### GIVEN REQUEST
Which lines have the string "much"? Copy all of them from the entries below.

• • • • • • •

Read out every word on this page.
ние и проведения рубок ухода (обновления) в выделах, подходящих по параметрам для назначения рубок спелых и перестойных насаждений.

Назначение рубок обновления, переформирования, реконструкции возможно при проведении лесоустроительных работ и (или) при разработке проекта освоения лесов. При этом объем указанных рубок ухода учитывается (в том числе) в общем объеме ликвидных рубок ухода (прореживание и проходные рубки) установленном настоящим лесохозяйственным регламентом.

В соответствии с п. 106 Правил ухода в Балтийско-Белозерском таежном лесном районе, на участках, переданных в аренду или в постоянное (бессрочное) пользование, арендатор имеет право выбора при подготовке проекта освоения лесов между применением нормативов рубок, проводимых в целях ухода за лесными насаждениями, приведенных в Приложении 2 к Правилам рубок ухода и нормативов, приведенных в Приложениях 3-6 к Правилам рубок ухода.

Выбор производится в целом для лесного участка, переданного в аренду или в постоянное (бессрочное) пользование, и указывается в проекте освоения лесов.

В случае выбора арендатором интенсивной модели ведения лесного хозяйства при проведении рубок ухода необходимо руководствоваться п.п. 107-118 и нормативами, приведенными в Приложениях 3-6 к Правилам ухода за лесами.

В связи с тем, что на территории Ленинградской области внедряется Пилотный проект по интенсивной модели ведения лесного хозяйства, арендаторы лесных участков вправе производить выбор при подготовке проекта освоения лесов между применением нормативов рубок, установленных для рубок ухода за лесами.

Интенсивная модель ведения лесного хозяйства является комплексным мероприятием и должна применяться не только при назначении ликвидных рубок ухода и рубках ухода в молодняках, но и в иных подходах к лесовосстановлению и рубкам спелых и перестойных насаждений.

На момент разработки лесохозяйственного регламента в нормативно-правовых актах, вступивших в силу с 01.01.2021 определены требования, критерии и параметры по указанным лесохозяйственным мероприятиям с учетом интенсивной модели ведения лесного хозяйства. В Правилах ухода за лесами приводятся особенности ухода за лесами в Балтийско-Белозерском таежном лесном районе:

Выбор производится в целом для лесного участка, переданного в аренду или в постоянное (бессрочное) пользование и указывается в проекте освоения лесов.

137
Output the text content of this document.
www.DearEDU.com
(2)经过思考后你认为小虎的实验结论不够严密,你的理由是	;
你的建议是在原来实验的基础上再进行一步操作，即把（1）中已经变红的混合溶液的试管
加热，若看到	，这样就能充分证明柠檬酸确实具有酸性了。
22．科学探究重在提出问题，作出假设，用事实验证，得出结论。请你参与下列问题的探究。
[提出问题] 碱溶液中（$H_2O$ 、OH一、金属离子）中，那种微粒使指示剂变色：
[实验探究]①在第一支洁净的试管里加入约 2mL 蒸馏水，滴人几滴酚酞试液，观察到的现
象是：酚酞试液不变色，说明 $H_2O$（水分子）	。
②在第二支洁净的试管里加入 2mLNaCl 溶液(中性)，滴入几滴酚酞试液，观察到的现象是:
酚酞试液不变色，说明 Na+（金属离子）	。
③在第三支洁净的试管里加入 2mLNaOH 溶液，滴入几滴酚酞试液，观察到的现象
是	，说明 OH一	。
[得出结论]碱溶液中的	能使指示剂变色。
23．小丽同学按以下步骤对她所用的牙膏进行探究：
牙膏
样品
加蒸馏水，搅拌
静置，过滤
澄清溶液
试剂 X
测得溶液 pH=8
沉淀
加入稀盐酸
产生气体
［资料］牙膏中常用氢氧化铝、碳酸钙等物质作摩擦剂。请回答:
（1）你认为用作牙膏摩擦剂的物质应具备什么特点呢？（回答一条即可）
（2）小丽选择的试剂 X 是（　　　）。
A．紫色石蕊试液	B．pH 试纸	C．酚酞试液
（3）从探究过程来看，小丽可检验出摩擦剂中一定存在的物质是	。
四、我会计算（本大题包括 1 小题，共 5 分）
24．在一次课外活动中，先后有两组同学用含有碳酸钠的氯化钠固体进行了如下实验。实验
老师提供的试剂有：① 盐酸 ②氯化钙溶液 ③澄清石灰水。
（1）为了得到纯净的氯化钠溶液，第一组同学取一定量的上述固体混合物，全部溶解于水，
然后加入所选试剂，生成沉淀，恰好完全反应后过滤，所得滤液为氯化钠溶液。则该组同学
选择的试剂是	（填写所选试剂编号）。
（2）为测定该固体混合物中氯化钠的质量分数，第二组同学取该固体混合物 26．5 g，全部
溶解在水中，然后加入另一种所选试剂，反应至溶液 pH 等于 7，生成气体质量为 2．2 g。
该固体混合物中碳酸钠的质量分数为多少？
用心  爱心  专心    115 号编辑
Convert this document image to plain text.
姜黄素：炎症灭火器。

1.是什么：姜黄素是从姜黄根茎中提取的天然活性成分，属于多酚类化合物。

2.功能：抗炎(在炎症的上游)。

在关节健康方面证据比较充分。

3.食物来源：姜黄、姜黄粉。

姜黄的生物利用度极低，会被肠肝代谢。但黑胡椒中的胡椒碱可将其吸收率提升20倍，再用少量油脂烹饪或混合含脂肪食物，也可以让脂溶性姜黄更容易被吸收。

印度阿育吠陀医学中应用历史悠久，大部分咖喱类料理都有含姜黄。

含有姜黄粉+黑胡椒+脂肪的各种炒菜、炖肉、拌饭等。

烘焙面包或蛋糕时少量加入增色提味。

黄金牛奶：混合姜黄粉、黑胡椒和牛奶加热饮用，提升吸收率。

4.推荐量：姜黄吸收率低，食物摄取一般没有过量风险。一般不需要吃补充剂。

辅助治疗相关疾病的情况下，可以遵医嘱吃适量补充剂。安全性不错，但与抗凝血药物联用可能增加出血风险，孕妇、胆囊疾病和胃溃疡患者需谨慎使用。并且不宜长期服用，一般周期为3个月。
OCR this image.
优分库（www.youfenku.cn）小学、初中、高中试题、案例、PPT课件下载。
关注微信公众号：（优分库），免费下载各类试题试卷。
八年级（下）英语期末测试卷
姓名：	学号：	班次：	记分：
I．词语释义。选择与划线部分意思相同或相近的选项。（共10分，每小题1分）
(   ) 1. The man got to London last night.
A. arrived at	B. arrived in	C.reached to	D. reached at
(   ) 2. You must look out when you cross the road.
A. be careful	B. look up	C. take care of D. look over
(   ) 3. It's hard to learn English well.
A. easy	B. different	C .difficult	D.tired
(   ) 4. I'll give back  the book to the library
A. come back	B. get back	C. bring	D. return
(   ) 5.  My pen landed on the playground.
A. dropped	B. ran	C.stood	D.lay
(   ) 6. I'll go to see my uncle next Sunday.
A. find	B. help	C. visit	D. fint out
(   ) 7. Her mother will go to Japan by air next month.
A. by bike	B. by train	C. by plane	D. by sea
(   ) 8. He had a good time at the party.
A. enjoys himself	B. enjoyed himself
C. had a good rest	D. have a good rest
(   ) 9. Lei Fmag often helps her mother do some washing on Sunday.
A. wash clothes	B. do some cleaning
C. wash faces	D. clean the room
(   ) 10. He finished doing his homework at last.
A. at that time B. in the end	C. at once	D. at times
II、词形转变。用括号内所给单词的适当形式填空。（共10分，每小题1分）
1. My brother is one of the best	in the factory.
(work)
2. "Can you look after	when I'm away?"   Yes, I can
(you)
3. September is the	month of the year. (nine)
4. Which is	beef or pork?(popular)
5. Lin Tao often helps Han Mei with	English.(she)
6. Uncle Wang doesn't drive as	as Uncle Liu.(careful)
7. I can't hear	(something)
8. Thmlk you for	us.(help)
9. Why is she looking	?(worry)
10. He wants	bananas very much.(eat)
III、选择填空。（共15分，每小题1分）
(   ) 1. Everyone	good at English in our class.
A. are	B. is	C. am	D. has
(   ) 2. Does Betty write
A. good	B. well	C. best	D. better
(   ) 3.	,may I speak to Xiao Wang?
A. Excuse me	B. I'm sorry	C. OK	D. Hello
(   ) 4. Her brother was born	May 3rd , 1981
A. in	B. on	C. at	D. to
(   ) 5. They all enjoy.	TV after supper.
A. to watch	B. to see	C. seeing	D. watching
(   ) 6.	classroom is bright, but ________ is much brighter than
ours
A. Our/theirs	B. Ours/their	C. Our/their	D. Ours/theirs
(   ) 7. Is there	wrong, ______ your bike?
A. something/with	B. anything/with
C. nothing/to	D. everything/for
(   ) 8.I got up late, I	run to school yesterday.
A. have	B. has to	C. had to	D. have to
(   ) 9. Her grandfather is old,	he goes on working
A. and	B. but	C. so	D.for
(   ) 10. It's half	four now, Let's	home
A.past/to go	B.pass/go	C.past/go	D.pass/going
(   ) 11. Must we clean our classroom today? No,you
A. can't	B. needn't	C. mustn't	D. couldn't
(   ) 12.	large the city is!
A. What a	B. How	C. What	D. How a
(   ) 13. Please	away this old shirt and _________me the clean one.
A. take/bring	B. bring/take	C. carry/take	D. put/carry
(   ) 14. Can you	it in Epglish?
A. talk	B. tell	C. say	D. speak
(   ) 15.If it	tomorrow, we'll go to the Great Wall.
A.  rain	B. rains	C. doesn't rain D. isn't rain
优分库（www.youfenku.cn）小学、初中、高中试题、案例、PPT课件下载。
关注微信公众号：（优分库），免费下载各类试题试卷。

• • • • • • •

### ANSWER
10. He wants	bananas very much.(eat)
(   ) 6.	classroom is bright, but ________ is much brighter than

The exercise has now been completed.